Items drawn from a data source
══════════
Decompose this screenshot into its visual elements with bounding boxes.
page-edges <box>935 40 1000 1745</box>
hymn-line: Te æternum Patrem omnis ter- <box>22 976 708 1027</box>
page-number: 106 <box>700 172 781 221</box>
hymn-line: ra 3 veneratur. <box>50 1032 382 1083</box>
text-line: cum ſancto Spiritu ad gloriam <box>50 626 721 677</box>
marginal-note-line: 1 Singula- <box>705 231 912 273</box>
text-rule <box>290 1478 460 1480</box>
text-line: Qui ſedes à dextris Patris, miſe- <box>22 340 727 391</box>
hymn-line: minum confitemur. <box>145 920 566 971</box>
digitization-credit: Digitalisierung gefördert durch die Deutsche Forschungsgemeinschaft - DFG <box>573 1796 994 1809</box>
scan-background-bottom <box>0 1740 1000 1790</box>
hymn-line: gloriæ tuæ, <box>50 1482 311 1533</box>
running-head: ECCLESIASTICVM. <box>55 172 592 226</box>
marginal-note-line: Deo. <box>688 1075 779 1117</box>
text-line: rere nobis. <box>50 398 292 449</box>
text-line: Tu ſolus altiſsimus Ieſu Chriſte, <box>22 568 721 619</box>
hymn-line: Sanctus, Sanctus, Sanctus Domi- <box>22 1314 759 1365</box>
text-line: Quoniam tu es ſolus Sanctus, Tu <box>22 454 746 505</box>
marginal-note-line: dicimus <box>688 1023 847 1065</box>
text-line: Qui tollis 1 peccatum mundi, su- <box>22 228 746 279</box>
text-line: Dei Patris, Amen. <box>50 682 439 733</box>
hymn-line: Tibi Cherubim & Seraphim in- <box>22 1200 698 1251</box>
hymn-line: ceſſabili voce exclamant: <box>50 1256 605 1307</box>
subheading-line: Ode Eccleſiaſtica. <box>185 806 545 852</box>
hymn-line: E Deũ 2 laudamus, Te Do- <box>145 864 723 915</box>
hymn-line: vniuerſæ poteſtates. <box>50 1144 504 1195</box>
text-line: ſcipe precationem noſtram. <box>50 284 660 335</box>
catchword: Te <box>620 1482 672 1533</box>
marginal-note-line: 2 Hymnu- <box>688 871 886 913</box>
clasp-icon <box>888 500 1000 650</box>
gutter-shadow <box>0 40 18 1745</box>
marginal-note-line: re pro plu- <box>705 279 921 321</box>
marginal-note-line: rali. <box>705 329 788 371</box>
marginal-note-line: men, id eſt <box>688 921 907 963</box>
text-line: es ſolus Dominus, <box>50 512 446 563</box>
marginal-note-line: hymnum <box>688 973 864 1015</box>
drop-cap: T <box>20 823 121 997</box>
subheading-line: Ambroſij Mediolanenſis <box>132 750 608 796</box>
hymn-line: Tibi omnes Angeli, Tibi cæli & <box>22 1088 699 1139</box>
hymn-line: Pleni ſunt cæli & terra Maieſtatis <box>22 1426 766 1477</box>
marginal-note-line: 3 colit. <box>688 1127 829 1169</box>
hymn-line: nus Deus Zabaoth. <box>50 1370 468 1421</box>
══════════
#### [Stated problem]
Reproduce every one of the rows above verbatim, keeping each line identical to how it appears.

#### [Exercise response]
Decompose this screenshot into its visual elements with bounding boxes.
page-edges <box>935 40 1000 1745</box>
hymn-line: Te æternum Patrem omnis ter- <box>22 976 708 1027</box>
page-number: 106 <box>700 172 781 221</box>
hymn-line: ra 3 veneratur. <box>50 1032 382 1083</box>
text-line: cum ſancto Spiritu ad gloriam <box>50 626 721 677</box>
marginal-note-line: 1 Singula- <box>705 231 912 273</box>
text-rule <box>290 1478 460 1480</box>
text-line: Qui ſedes à dextris Patris, miſe- <box>22 340 727 391</box>
hymn-line: minum confitemur. <box>145 920 566 971</box>
digitization-credit: Digitalisierung gefördert durch die Deutsche Forschungsgemeinschaft - DFG <box>573 1796 994 1809</box>
scan-background-bottom <box>0 1740 1000 1790</box>
hymn-line: gloriæ tuæ, <box>50 1482 311 1533</box>
running-head: ECCLESIASTICVM. <box>55 172 592 226</box>
marginal-note-line: Deo. <box>688 1075 779 1117</box>
text-line: rere nobis. <box>50 398 292 449</box>
text-line: Tu ſolus altiſsimus Ieſu Chriſte, <box>22 568 721 619</box>
hymn-line: Sanctus, Sanctus, Sanctus Domi- <box>22 1314 759 1365</box>
text-line: Quoniam tu es ſolus Sanctus, Tu <box>22 454 746 505</box>
marginal-note-line: dicimus <box>688 1023 847 1065</box>
text-line: Qui tollis 1 peccatum mundi, su- <box>22 228 746 279</box>
text-line: Dei Patris, Amen. <box>50 682 439 733</box>
hymn-line: Tibi Cherubim & Seraphim in- <box>22 1200 698 1251</box>
hymn-line: ceſſabili voce exclamant: <box>50 1256 605 1307</box>
subheading-line: Ode Eccleſiaſtica. <box>185 806 545 852</box>
hymn-line: E Deũ 2 laudamus, Te Do- <box>145 864 723 915</box>
hymn-line: vniuerſæ poteſtates. <box>50 1144 504 1195</box>
text-line: ſcipe precationem noſtram. <box>50 284 660 335</box>
catchword: Te <box>620 1482 672 1533</box>
marginal-note-line: 2 Hymnu- <box>688 871 886 913</box>
clasp-icon <box>888 500 1000 650</box>
gutter-shadow <box>0 40 18 1745</box>
marginal-note-line: re pro plu- <box>705 279 921 321</box>
marginal-note-line: rali. <box>705 329 788 371</box>
marginal-note-line: men, id eſt <box>688 921 907 963</box>
text-line: es ſolus Dominus, <box>50 512 446 563</box>
marginal-note-line: hymnum <box>688 973 864 1015</box>
drop-cap: T <box>20 823 121 997</box>
subheading-line: Ambroſij Mediolanenſis <box>132 750 608 796</box>
hymn-line: Tibi omnes Angeli, Tibi cæli & <box>22 1088 699 1139</box>
hymn-line: Pleni ſunt cæli & terra Maieſtatis <box>22 1426 766 1477</box>
marginal-note-line: 3 colit. <box>688 1127 829 1169</box>
hymn-line: nus Deus Zabaoth. <box>50 1370 468 1421</box>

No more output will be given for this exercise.